WHAT YOU HAVE TO DO = I would like the entries transcribed word for word, please, with the pictures removed.

(Entries of transcribed document text)
-------

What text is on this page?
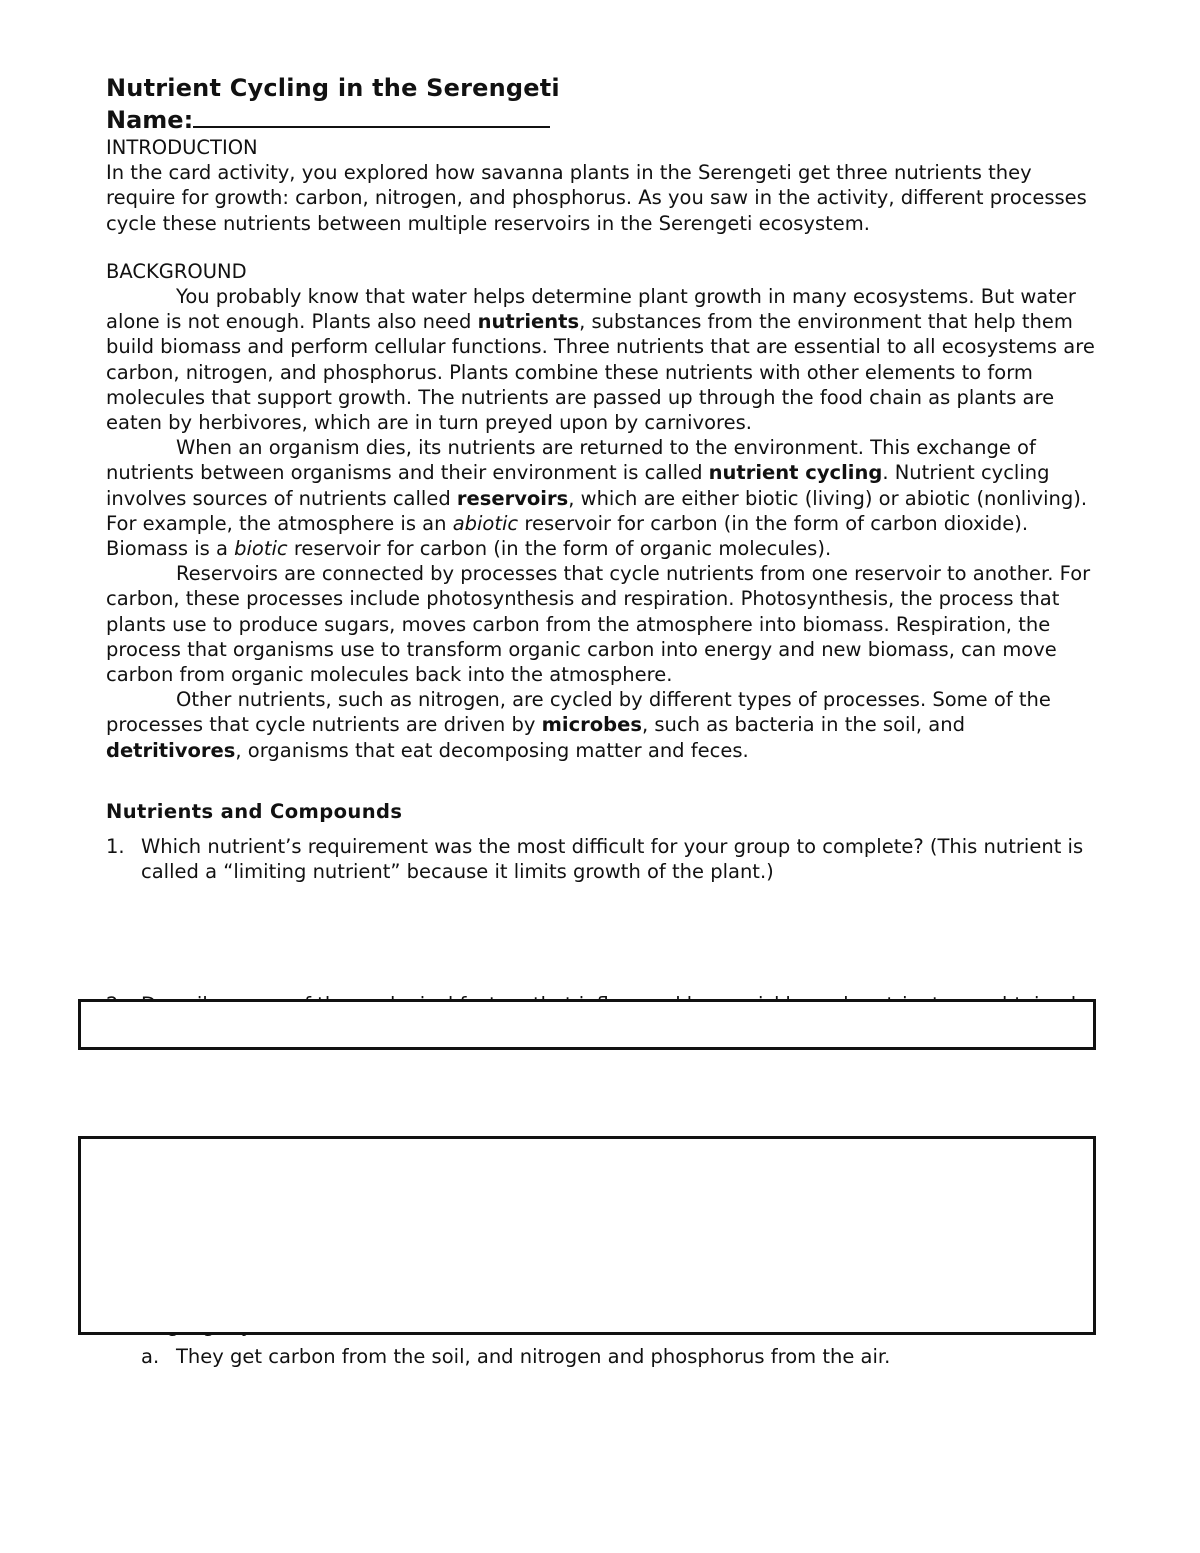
Nutrient Cycling in the Serengeti

Name:

INTRODUCTION

In the card activity, you explored how savanna plants in the Serengeti get three nutrients they require for growth: carbon, nitrogen, and phosphorus. As you saw in the activity, different processes cycle these nutrients between multiple reservoirs in the Serengeti ecosystem.

BACKGROUND

You probably know that water helps determine plant growth in many ecosystems. But water alone is not enough. Plants also need nutrients, substances from the environment that help them build biomass and perform cellular functions. Three nutrients that are essential to all ecosystems are carbon, nitrogen, and phosphorus. Plants combine these nutrients with other elements to form molecules that support growth. The nutrients are passed up through the food chain as plants are eaten by herbivores, which are in turn preyed upon by carnivores.

When an organism dies, its nutrients are returned to the environment. This exchange of nutrients between organisms and their environment is called nutrient cycling. Nutrient cycling involves sources of nutrients called reservoirs, which are either biotic (living) or abiotic (nonliving). For example, the atmosphere is an abiotic reservoir for carbon (in the form of carbon dioxide). Biomass is a biotic reservoir for carbon (in the form of organic molecules).

Reservoirs are connected by processes that cycle nutrients from one reservoir to another. For carbon, these processes include photosynthesis and respiration. Photosynthesis, the process that plants use to produce sugars, moves carbon from the atmosphere into biomass. Respiration, the process that organisms use to transform organic carbon into energy and new biomass, can move carbon from organic molecules back into the atmosphere.

Other nutrients, such as nitrogen, are cycled by different types of processes. Some of the processes that cycle nutrients are driven by microbes, such as bacteria in the soil, and detritivores, organisms that eat decomposing matter and feces.

Nutrients and Compounds

1. Which nutrient’s requirement was the most difficult for your group to complete? (This nutrient is called a “limiting nutrient” because it limits growth of the plant.)

a. They get carbon from the soil, and nitrogen and phosphorus from the air.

-------

EXERCISE OUTPUT =
What text is on this page?
Nutrient Cycling in the Serengeti

Name:

INTRODUCTION

In the card activity, you explored how savanna plants in the Serengeti get three nutrients they require for growth: carbon, nitrogen, and phosphorus. As you saw in the activity, different processes cycle these nutrients between multiple reservoirs in the Serengeti ecosystem.

BACKGROUND

You probably know that water helps determine plant growth in many ecosystems. But water alone is not enough. Plants also need nutrients, substances from the environment that help them build biomass and perform cellular functions. Three nutrients that are essential to all ecosystems are carbon, nitrogen, and phosphorus. Plants combine these nutrients with other elements to form molecules that support growth. The nutrients are passed up through the food chain as plants are eaten by herbivores, which are in turn preyed upon by carnivores.

When an organism dies, its nutrients are returned to the environment. This exchange of nutrients between organisms and their environment is called nutrient cycling. Nutrient cycling involves sources of nutrients called reservoirs, which are either biotic (living) or abiotic (nonliving). For example, the atmosphere is an abiotic reservoir for carbon (in the form of carbon dioxide). Biomass is a biotic reservoir for carbon (in the form of organic molecules).

Reservoirs are connected by processes that cycle nutrients from one reservoir to another. For carbon, these processes include photosynthesis and respiration. Photosynthesis, the process that plants use to produce sugars, moves carbon from the atmosphere into biomass. Respiration, the process that organisms use to transform organic carbon into energy and new biomass, can move carbon from organic molecules back into the atmosphere.

Other nutrients, such as nitrogen, are cycled by different types of processes. Some of the processes that cycle nutrients are driven by microbes, such as bacteria in the soil, and detritivores, organisms that eat decomposing matter and feces.

Nutrients and Compounds

1. Which nutrient’s requirement was the most difficult for your group to complete? (This nutrient is called a “limiting nutrient” because it limits growth of the plant.)

a. They get carbon from the soil, and nitrogen and phosphorus from the air.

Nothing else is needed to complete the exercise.